### YOUR INSTRUCTIONS
Scan each line of the records for the word "реализации" and extract the ones that have it.

━━━━━━

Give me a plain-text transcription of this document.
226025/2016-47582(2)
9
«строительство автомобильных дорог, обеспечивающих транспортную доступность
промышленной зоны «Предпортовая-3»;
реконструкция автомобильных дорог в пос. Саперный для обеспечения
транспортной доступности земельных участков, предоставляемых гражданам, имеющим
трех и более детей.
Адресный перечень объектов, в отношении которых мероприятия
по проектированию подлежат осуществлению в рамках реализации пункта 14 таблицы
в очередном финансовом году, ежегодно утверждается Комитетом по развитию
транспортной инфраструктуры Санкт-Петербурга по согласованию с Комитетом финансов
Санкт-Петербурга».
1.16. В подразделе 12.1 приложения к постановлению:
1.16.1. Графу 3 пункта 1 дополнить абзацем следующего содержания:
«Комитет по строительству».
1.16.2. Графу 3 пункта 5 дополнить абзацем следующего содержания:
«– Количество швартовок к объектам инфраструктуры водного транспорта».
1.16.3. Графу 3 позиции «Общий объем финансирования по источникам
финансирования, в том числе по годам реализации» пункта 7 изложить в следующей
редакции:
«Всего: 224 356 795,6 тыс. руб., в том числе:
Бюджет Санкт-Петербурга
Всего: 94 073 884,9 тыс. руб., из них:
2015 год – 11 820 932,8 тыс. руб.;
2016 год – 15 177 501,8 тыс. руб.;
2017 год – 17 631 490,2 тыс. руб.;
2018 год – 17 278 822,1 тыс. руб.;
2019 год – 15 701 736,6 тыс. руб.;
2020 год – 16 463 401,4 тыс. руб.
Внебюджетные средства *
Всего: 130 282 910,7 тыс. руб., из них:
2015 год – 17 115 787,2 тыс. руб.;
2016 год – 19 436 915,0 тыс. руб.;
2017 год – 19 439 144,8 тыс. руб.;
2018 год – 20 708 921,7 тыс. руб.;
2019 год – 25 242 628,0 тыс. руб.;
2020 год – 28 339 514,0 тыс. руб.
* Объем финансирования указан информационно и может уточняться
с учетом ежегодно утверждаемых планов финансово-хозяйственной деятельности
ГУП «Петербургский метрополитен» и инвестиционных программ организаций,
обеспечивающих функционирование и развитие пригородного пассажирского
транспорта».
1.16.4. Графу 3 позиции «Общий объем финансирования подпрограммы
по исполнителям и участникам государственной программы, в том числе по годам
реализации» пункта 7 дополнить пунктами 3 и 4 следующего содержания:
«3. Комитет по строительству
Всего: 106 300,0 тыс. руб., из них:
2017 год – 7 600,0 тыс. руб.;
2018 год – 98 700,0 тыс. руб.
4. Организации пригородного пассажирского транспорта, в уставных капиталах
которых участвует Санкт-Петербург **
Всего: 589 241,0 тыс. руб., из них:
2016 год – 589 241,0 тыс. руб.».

━━━━━━

### ANSWER TO THIS EXERCISE
по проектированию подлежат осуществлению в рамках реализации пункта 14 таблицы
финансирования, в том числе по годам реализации» пункта 7 изложить в следующей
реализации» пункта 7 дополнить пунктами 3 и 4 следующего содержания:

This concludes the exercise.